▶ _Records supplied_:
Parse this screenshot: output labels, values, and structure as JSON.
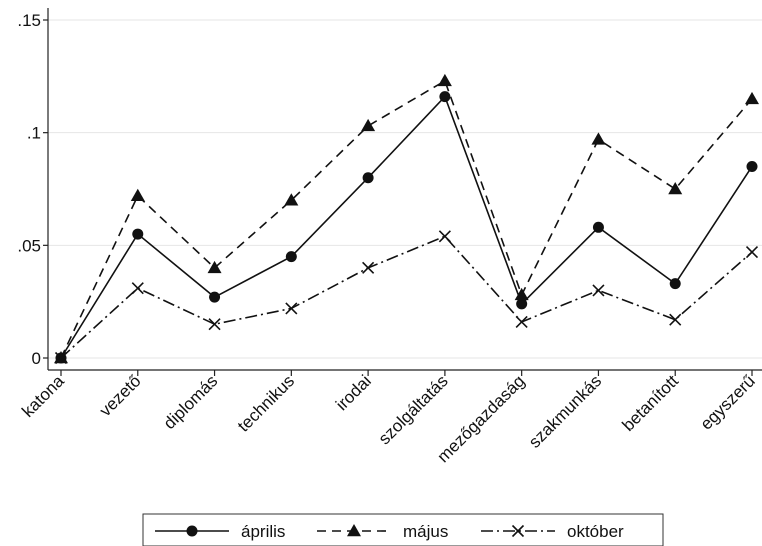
{
  "chart_data": {
    "type": "line",
    "categories": [
      "katona",
      "vezető",
      "diplomás",
      "technikus",
      "irodai",
      "szolgáltatás",
      "mezőgazdaság",
      "szakmunkás",
      "betanított",
      "egyszerű"
    ],
    "ylim": [
      0,
      0.155
    ],
    "yticks": [
      {
        "value": 0,
        "label": "0"
      },
      {
        "value": 0.05,
        "label": ".05"
      },
      {
        "value": 0.1,
        "label": ".1"
      },
      {
        "value": 0.15,
        "label": ".15"
      }
    ],
    "grid": true,
    "legend_position": "bottom",
    "series": [
      {
        "name": "április",
        "marker": "circle",
        "dash": "solid",
        "color": "#111111",
        "values": [
          0.0,
          0.055,
          0.027,
          0.045,
          0.08,
          0.116,
          0.024,
          0.058,
          0.033,
          0.085
        ]
      },
      {
        "name": "május",
        "marker": "triangle",
        "dash": "dashed",
        "color": "#111111",
        "values": [
          0.0,
          0.072,
          0.04,
          0.07,
          0.103,
          0.123,
          0.028,
          0.097,
          0.075,
          0.115
        ]
      },
      {
        "name": "október",
        "marker": "x",
        "dash": "dashdot",
        "color": "#111111",
        "values": [
          0.0,
          0.031,
          0.015,
          0.022,
          0.04,
          0.054,
          0.016,
          0.03,
          0.017,
          0.047
        ]
      }
    ]
  }
}
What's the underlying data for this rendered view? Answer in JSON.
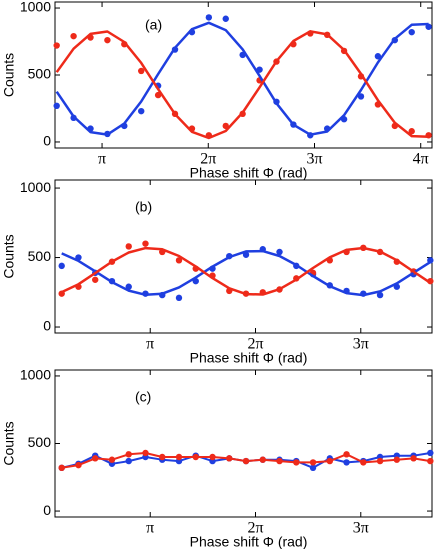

▶ _Description of the task_:
Leave the pictures out and print the records above exactly as they stand.

▶ _Full response_:
Parse this screenshot: output labels, values, and structure as JSON.
{
  "chart_data": {
    "type": "line",
    "categories": [
      "katona",
      "vezető",
      "diplomás",
      "technikus",
      "irodai",
      "szolgáltatás",
      "mezőgazdaság",
      "szakmunkás",
      "betanított",
      "egyszerű"
    ],
    "ylim": [
      0,
      0.155
    ],
    "yticks": [
      {
        "value": 0,
        "label": "0"
      },
      {
        "value": 0.05,
        "label": ".05"
      },
      {
        "value": 0.1,
        "label": ".1"
      },
      {
        "value": 0.15,
        "label": ".15"
      }
    ],
    "grid": true,
    "legend_position": "bottom",
    "series": [
      {
        "name": "április",
        "marker": "circle",
        "dash": "solid",
        "color": "#111111",
        "values": [
          0.0,
          0.055,
          0.027,
          0.045,
          0.08,
          0.116,
          0.024,
          0.058,
          0.033,
          0.085
        ]
      },
      {
        "name": "május",
        "marker": "triangle",
        "dash": "dashed",
        "color": "#111111",
        "values": [
          0.0,
          0.072,
          0.04,
          0.07,
          0.103,
          0.123,
          0.028,
          0.097,
          0.075,
          0.115
        ]
      },
      {
        "name": "október",
        "marker": "x",
        "dash": "dashdot",
        "color": "#111111",
        "values": [
          0.0,
          0.031,
          0.015,
          0.022,
          0.04,
          0.054,
          0.016,
          0.03,
          0.017,
          0.047
        ]
      }
    ]
  }
}
What's the underlying data for this rendered view? Answer in JSON.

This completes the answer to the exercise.